MATERIAL SHOWN >>
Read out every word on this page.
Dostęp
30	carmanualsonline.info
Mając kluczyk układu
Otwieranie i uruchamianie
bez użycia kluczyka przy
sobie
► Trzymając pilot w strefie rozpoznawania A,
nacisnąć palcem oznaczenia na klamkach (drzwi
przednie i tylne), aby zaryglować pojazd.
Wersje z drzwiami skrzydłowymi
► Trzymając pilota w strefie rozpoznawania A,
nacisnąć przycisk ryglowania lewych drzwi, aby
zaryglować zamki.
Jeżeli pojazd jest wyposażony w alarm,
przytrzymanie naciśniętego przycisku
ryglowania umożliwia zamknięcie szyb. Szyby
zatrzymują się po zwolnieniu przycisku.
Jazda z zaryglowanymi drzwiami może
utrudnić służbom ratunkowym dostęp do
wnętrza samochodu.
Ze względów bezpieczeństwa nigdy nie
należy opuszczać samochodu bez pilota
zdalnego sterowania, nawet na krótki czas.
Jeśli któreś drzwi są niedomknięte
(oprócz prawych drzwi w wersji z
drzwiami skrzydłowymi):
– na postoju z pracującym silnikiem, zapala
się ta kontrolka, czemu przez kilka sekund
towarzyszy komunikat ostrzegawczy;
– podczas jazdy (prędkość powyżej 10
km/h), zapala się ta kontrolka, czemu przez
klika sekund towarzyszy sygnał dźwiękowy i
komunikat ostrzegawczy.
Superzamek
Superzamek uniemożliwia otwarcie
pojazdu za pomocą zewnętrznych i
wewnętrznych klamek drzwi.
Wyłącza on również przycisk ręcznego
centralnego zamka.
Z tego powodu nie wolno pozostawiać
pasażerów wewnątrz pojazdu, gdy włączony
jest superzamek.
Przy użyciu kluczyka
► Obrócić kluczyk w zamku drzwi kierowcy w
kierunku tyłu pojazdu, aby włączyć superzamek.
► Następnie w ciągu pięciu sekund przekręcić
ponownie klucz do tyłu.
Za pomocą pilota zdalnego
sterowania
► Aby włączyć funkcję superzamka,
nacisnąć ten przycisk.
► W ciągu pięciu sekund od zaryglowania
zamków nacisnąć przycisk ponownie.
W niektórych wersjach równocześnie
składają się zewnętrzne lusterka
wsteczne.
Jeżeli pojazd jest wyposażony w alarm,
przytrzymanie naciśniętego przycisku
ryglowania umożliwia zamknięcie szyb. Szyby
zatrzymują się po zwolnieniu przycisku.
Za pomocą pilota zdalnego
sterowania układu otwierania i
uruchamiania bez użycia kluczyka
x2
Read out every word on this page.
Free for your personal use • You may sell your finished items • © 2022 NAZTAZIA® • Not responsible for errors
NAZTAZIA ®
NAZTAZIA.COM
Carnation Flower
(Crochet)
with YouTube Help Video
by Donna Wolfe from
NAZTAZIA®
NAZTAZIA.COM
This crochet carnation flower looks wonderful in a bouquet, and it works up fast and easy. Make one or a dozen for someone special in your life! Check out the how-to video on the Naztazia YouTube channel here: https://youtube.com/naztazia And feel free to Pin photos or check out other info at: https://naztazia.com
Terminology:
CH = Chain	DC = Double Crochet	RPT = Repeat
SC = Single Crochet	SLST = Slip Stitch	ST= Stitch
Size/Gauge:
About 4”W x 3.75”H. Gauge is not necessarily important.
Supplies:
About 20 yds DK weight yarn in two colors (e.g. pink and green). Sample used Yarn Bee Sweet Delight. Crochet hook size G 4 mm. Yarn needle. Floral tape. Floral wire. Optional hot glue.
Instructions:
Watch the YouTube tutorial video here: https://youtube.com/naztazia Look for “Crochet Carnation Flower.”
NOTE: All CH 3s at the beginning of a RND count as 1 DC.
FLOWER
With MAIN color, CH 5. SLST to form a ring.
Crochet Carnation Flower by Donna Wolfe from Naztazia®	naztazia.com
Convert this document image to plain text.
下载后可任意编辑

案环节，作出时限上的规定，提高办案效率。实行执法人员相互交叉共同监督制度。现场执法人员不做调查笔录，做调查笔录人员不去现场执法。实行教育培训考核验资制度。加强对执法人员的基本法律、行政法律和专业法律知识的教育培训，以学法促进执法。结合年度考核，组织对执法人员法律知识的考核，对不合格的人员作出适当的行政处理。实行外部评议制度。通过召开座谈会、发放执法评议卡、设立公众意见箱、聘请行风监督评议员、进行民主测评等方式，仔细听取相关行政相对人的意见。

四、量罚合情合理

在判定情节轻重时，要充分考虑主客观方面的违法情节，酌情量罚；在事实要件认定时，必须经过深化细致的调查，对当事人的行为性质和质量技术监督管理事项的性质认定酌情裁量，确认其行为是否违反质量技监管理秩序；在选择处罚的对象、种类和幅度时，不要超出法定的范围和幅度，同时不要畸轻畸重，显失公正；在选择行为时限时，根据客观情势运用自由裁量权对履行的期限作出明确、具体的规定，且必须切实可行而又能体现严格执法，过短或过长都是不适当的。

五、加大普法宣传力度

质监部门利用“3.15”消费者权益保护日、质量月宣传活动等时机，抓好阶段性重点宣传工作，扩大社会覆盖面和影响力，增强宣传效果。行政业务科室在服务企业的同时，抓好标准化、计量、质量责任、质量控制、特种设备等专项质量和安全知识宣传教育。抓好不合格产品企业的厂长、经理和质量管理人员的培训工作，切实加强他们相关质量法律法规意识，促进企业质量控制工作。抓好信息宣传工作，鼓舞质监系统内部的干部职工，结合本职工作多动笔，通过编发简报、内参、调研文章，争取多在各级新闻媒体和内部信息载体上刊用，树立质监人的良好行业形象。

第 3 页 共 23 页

TASK DESCRIPTION >> How many lines of the listing above include the word "włączyć"? Reply with the number alone.

RESPONSE TO THE TASK >> 2